[The exercise] Wherever the string "Uncalibrated" appears, copy the whole line.

Dataset items
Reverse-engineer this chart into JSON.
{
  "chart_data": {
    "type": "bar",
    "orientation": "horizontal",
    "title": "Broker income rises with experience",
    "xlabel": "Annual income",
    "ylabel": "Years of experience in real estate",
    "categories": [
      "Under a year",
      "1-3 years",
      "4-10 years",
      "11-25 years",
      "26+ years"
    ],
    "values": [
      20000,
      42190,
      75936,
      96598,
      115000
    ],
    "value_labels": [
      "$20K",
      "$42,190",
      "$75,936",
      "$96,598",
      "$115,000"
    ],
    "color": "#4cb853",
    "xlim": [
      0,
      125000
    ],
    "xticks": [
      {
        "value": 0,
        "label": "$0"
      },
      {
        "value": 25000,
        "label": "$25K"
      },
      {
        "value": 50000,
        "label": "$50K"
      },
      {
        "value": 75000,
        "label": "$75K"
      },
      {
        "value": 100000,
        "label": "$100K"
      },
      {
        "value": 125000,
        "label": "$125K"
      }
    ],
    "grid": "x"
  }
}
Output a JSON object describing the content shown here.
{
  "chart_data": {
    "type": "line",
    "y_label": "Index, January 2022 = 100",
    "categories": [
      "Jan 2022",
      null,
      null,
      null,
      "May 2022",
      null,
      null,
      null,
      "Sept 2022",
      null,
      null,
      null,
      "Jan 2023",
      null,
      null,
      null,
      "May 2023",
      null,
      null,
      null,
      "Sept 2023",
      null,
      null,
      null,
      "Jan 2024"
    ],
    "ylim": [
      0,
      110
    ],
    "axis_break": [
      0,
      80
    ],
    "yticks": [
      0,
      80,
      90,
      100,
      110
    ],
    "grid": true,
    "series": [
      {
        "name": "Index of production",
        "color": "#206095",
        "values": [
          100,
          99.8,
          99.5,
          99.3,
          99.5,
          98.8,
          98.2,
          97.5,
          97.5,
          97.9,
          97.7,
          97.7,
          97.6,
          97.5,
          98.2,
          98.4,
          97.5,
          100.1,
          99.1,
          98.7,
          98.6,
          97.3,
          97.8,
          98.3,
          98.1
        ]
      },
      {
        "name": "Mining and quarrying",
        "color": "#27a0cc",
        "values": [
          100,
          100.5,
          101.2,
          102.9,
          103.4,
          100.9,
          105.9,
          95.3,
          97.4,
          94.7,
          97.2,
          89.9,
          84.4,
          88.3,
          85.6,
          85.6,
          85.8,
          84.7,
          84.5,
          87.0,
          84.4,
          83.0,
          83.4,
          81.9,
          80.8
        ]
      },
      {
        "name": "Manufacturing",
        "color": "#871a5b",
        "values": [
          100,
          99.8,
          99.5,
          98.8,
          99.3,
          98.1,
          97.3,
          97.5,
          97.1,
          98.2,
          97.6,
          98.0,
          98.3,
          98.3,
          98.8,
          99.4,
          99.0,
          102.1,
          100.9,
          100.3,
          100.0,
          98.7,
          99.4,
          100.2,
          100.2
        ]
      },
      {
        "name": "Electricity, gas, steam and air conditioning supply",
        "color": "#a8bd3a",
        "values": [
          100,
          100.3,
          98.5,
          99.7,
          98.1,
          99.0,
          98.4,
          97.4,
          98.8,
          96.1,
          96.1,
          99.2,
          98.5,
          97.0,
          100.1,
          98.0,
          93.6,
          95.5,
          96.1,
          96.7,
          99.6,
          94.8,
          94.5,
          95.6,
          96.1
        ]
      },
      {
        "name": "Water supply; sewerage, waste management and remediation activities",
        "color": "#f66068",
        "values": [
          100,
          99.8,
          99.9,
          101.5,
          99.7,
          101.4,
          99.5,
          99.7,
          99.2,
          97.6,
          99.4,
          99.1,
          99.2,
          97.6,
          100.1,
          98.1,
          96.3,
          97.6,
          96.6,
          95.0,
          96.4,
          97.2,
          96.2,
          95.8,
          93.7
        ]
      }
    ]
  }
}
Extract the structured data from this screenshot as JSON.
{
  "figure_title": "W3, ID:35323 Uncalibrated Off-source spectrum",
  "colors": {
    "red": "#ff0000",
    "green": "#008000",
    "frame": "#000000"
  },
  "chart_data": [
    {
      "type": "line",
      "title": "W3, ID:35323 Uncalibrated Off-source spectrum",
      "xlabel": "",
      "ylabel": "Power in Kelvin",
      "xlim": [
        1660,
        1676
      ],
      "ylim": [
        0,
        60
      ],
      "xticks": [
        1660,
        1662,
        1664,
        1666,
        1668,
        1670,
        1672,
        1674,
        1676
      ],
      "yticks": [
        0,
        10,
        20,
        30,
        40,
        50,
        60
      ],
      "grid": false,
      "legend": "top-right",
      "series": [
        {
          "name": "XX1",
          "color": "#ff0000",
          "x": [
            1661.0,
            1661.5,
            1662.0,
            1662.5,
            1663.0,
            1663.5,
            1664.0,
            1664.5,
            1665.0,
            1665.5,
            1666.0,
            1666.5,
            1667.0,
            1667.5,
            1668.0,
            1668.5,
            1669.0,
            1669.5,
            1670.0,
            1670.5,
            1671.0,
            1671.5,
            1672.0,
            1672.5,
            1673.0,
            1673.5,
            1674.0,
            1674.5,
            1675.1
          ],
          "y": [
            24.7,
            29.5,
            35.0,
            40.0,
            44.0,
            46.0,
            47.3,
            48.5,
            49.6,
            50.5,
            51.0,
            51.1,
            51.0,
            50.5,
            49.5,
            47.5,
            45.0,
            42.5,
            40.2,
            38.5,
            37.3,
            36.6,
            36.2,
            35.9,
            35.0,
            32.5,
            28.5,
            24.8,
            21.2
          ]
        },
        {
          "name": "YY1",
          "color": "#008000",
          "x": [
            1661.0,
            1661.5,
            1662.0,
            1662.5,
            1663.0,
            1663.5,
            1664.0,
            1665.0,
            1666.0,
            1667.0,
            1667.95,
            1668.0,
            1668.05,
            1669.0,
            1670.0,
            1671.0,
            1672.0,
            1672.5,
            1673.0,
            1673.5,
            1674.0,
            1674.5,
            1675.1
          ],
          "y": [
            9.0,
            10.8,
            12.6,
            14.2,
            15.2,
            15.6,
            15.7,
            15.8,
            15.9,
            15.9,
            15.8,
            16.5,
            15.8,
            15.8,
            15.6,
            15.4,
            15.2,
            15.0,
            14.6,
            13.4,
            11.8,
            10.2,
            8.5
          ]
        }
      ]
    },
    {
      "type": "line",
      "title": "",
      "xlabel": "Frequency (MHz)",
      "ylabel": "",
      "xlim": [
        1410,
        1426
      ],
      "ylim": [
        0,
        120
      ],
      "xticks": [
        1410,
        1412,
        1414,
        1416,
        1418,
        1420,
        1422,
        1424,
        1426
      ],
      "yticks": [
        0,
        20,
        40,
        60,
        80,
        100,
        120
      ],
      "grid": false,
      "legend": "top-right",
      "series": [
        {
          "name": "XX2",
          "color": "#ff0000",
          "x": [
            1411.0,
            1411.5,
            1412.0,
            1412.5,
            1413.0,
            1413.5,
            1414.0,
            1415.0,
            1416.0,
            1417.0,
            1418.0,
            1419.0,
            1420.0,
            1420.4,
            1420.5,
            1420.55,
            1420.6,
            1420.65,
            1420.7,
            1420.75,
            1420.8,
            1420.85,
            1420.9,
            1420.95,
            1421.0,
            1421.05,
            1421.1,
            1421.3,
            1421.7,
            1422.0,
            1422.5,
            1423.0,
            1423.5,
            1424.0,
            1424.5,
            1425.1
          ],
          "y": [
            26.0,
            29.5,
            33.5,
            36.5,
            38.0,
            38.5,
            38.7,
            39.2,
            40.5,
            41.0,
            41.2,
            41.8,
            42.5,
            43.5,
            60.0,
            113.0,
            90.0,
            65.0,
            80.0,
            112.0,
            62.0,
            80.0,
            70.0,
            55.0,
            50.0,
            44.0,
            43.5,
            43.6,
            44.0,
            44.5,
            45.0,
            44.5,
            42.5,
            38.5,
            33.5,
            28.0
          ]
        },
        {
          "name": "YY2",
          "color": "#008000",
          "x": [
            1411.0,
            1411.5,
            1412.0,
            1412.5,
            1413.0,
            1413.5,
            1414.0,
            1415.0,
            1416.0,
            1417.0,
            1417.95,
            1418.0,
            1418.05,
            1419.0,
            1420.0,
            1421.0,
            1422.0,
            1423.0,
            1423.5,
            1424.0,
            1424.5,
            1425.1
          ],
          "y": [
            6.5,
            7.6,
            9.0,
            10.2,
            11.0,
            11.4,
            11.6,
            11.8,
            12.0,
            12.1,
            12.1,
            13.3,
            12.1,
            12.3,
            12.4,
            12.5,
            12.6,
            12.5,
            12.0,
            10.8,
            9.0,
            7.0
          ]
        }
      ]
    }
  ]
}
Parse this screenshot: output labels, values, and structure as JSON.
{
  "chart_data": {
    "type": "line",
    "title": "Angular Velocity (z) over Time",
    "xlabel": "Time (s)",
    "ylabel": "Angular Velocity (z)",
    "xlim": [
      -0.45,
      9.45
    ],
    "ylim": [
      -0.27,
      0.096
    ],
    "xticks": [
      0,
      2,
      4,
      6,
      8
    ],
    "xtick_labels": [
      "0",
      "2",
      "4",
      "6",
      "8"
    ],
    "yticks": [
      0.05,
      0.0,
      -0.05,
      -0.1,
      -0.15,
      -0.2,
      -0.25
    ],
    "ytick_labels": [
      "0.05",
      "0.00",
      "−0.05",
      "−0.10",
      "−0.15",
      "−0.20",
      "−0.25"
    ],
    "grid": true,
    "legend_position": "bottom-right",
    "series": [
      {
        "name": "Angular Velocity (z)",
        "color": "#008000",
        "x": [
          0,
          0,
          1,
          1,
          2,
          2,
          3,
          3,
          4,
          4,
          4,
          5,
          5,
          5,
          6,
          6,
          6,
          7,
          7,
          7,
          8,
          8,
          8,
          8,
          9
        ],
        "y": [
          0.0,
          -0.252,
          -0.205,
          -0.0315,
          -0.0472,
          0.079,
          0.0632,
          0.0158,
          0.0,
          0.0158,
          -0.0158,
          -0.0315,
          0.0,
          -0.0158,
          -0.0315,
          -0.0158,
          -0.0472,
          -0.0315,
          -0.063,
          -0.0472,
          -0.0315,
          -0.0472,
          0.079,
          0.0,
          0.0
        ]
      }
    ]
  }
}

[Solution to this problem]
  "figure_title": "W3, ID:35323 Uncalibrated Off-source spectrum",
      "title": "W3, ID:35323 Uncalibrated Off-source spectrum",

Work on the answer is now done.